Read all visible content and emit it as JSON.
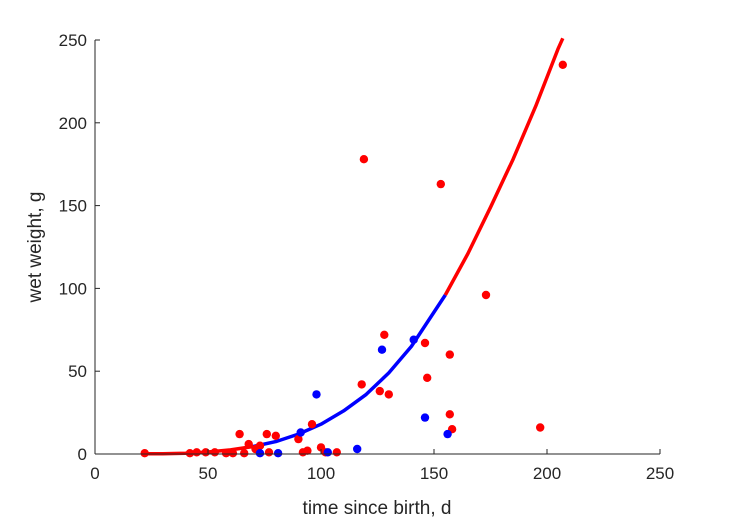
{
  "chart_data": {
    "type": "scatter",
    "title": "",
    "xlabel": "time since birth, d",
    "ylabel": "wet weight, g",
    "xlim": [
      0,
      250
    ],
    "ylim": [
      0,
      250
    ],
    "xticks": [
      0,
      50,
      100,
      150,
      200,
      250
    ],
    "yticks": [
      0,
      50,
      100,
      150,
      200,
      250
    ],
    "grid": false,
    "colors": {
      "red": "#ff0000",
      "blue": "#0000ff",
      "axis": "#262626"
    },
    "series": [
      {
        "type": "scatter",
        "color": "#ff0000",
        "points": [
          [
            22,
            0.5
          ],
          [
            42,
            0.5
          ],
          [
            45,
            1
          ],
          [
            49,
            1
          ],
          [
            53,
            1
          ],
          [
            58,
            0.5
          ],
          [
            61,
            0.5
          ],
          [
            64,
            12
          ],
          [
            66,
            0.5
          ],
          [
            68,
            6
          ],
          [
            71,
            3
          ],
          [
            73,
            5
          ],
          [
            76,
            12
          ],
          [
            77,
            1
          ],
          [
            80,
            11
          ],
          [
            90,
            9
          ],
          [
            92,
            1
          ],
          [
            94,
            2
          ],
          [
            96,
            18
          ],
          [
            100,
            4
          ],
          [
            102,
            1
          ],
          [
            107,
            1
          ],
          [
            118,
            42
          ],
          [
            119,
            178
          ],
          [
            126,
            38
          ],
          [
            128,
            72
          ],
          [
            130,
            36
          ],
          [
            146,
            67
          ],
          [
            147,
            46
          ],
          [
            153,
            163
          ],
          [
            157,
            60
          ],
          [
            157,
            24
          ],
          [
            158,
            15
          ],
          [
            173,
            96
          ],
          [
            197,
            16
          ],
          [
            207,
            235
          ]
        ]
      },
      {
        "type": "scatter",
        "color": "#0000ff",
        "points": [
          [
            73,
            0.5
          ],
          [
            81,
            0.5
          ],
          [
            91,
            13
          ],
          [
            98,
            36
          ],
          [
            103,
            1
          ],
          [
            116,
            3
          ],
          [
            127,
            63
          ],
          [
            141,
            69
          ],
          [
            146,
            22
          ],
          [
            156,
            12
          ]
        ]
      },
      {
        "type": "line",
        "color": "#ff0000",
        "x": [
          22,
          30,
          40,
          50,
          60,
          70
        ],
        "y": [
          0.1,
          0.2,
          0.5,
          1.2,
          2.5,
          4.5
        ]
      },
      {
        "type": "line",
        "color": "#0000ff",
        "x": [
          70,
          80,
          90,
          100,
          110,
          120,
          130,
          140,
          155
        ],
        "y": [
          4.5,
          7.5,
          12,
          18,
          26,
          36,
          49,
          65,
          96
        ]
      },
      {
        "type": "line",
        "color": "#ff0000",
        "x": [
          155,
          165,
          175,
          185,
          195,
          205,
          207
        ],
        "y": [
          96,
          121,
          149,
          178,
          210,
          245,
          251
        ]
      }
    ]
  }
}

:::

**Short problem:**
Every entry must be reproduced exactly, with the images left out.

**Task solution:**
Read all visible content and emit it as JSON.
{
  "chart_data": {
    "type": "scatter",
    "title": "",
    "xlabel": "time since birth, d",
    "ylabel": "wet weight, g",
    "xlim": [
      0,
      250
    ],
    "ylim": [
      0,
      250
    ],
    "xticks": [
      0,
      50,
      100,
      150,
      200,
      250
    ],
    "yticks": [
      0,
      50,
      100,
      150,
      200,
      250
    ],
    "grid": false,
    "colors": {
      "red": "#ff0000",
      "blue": "#0000ff",
      "axis": "#262626"
    },
    "series": [
      {
        "type": "scatter",
        "color": "#ff0000",
        "points": [
          [
            22,
            0.5
          ],
          [
            42,
            0.5
          ],
          [
            45,
            1
          ],
          [
            49,
            1
          ],
          [
            53,
            1
          ],
          [
            58,
            0.5
          ],
          [
            61,
            0.5
          ],
          [
            64,
            12
          ],
          [
            66,
            0.5
          ],
          [
            68,
            6
          ],
          [
            71,
            3
          ],
          [
            73,
            5
          ],
          [
            76,
            12
          ],
          [
            77,
            1
          ],
          [
            80,
            11
          ],
          [
            90,
            9
          ],
          [
            92,
            1
          ],
          [
            94,
            2
          ],
          [
            96,
            18
          ],
          [
            100,
            4
          ],
          [
            102,
            1
          ],
          [
            107,
            1
          ],
          [
            118,
            42
          ],
          [
            119,
            178
          ],
          [
            126,
            38
          ],
          [
            128,
            72
          ],
          [
            130,
            36
          ],
          [
            146,
            67
          ],
          [
            147,
            46
          ],
          [
            153,
            163
          ],
          [
            157,
            60
          ],
          [
            157,
            24
          ],
          [
            158,
            15
          ],
          [
            173,
            96
          ],
          [
            197,
            16
          ],
          [
            207,
            235
          ]
        ]
      },
      {
        "type": "scatter",
        "color": "#0000ff",
        "points": [
          [
            73,
            0.5
          ],
          [
            81,
            0.5
          ],
          [
            91,
            13
          ],
          [
            98,
            36
          ],
          [
            103,
            1
          ],
          [
            116,
            3
          ],
          [
            127,
            63
          ],
          [
            141,
            69
          ],
          [
            146,
            22
          ],
          [
            156,
            12
          ]
        ]
      },
      {
        "type": "line",
        "color": "#ff0000",
        "x": [
          22,
          30,
          40,
          50,
          60,
          70
        ],
        "y": [
          0.1,
          0.2,
          0.5,
          1.2,
          2.5,
          4.5
        ]
      },
      {
        "type": "line",
        "color": "#0000ff",
        "x": [
          70,
          80,
          90,
          100,
          110,
          120,
          130,
          140,
          155
        ],
        "y": [
          4.5,
          7.5,
          12,
          18,
          26,
          36,
          49,
          65,
          96
        ]
      },
      {
        "type": "line",
        "color": "#ff0000",
        "x": [
          155,
          165,
          175,
          185,
          195,
          205,
          207
        ],
        "y": [
          96,
          121,
          149,
          178,
          210,
          245,
          251
        ]
      }
    ]
  }
}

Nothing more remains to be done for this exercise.